Exercise requirements. Return, character for character, the rows from the very first one through the row that contains "326, 172, 358]". Include both of these end rows.
* * * * * * *
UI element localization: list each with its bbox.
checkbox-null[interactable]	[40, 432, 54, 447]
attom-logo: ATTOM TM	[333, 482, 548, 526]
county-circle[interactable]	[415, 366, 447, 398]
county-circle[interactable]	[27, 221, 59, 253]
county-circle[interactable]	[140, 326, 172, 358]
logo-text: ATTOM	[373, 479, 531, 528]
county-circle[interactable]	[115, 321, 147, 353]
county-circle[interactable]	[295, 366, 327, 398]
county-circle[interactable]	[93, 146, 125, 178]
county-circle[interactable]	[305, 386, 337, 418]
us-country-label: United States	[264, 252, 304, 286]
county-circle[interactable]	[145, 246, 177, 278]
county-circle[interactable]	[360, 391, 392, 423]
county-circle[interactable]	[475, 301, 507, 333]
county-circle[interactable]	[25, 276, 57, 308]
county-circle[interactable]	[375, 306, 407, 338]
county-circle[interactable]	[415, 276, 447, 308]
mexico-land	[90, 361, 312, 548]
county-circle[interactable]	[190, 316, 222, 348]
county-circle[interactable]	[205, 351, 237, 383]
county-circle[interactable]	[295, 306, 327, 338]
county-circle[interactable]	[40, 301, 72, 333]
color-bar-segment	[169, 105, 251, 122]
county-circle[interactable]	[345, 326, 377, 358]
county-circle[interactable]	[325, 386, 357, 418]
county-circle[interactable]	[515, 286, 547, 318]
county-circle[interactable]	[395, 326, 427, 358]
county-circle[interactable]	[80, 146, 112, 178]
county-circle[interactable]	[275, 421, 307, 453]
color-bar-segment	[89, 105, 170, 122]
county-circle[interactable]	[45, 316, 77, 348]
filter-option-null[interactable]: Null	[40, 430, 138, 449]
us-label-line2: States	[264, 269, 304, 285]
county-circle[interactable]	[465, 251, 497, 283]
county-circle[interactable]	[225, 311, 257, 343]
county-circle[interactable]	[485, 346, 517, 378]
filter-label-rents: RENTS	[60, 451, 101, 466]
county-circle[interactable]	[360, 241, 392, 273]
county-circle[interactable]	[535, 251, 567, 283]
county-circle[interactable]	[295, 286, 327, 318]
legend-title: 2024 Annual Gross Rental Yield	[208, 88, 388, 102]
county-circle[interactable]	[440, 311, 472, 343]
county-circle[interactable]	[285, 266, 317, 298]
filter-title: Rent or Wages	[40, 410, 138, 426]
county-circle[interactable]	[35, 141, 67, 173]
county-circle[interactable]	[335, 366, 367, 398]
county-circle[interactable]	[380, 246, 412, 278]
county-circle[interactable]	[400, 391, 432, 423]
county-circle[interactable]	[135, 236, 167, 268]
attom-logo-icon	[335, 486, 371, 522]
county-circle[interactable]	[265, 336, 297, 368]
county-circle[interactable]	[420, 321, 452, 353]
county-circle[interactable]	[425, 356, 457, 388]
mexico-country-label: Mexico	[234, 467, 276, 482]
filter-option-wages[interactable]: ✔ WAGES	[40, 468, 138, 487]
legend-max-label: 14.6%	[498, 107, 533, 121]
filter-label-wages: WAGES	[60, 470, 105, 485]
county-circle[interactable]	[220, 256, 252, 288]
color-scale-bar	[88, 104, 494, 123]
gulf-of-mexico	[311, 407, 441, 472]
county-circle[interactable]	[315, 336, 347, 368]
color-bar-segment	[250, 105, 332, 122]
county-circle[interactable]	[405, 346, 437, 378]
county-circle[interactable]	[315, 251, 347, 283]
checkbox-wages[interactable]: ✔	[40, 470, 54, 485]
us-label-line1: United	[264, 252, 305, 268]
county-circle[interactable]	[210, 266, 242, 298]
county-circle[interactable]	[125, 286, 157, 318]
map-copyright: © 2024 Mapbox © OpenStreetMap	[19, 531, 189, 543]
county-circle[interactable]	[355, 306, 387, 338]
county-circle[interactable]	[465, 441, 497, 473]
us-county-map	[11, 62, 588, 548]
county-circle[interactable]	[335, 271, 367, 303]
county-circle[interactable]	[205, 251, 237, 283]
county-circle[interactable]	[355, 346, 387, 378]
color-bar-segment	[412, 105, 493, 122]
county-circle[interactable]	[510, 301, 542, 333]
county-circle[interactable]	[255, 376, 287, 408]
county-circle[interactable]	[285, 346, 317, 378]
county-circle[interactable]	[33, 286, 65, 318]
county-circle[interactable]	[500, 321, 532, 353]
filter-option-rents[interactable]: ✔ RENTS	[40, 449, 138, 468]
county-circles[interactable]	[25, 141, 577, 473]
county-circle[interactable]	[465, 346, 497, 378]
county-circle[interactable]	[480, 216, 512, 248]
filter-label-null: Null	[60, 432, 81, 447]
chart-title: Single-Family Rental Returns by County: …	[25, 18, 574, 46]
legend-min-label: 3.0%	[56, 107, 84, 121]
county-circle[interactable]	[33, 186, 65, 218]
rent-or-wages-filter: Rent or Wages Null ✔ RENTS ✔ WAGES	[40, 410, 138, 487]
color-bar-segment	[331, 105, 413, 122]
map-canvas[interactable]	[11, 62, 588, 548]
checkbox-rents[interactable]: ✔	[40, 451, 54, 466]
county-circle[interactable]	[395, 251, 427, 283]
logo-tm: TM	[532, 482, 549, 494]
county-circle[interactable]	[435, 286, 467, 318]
* * * * * * *
Task response.
UI element localization: list each with its bbox.
checkbox-null[interactable]	[40, 432, 54, 447]
attom-logo: ATTOM TM	[333, 482, 548, 526]
county-circle[interactable]	[415, 366, 447, 398]
county-circle[interactable]	[27, 221, 59, 253]
county-circle[interactable]	[140, 326, 172, 358]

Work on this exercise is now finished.